• **What you have to do**: Reproduce all of the material word for word.

>> Start Record extracts

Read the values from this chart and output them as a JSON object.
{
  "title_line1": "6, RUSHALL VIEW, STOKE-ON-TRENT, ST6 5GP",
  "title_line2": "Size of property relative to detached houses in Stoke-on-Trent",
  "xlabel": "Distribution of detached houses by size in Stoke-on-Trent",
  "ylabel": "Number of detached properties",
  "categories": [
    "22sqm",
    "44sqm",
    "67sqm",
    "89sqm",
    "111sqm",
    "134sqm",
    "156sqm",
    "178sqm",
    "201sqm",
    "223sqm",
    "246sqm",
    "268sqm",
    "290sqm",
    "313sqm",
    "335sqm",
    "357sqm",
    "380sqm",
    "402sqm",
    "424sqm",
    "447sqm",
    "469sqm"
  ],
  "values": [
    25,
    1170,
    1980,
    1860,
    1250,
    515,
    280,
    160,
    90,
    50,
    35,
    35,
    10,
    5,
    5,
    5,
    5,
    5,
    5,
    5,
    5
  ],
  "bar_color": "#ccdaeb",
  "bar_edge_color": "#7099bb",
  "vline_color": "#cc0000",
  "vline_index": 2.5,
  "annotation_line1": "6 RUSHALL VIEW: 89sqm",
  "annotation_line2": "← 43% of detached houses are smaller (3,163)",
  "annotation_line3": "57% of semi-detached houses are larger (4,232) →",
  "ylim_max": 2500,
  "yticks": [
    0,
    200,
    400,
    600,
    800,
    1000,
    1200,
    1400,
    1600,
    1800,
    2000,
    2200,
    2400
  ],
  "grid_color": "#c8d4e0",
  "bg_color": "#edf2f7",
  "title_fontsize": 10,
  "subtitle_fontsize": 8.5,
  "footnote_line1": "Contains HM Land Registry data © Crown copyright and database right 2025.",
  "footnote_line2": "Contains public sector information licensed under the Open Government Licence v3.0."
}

>> End Record extracts

• **Result of this task**:
Read the values from this chart and output them as a JSON object.
{
  "title_line1": "6, RUSHALL VIEW, STOKE-ON-TRENT, ST6 5GP",
  "title_line2": "Size of property relative to detached houses in Stoke-on-Trent",
  "xlabel": "Distribution of detached houses by size in Stoke-on-Trent",
  "ylabel": "Number of detached properties",
  "categories": [
    "22sqm",
    "44sqm",
    "67sqm",
    "89sqm",
    "111sqm",
    "134sqm",
    "156sqm",
    "178sqm",
    "201sqm",
    "223sqm",
    "246sqm",
    "268sqm",
    "290sqm",
    "313sqm",
    "335sqm",
    "357sqm",
    "380sqm",
    "402sqm",
    "424sqm",
    "447sqm",
    "469sqm"
  ],
  "values": [
    25,
    1170,
    1980,
    1860,
    1250,
    515,
    280,
    160,
    90,
    50,
    35,
    35,
    10,
    5,
    5,
    5,
    5,
    5,
    5,
    5,
    5
  ],
  "bar_color": "#ccdaeb",
  "bar_edge_color": "#7099bb",
  "vline_color": "#cc0000",
  "vline_index": 2.5,
  "annotation_line1": "6 RUSHALL VIEW: 89sqm",
  "annotation_line2": "← 43% of detached houses are smaller (3,163)",
  "annotation_line3": "57% of semi-detached houses are larger (4,232) →",
  "ylim_max": 2500,
  "yticks": [
    0,
    200,
    400,
    600,
    800,
    1000,
    1200,
    1400,
    1600,
    1800,
    2000,
    2200,
    2400
  ],
  "grid_color": "#c8d4e0",
  "bg_color": "#edf2f7",
  "title_fontsize": 10,
  "subtitle_fontsize": 8.5,
  "footnote_line1": "Contains HM Land Registry data © Crown copyright and database right 2025.",
  "footnote_line2": "Contains public sector information licensed under the Open Government Licence v3.0."
}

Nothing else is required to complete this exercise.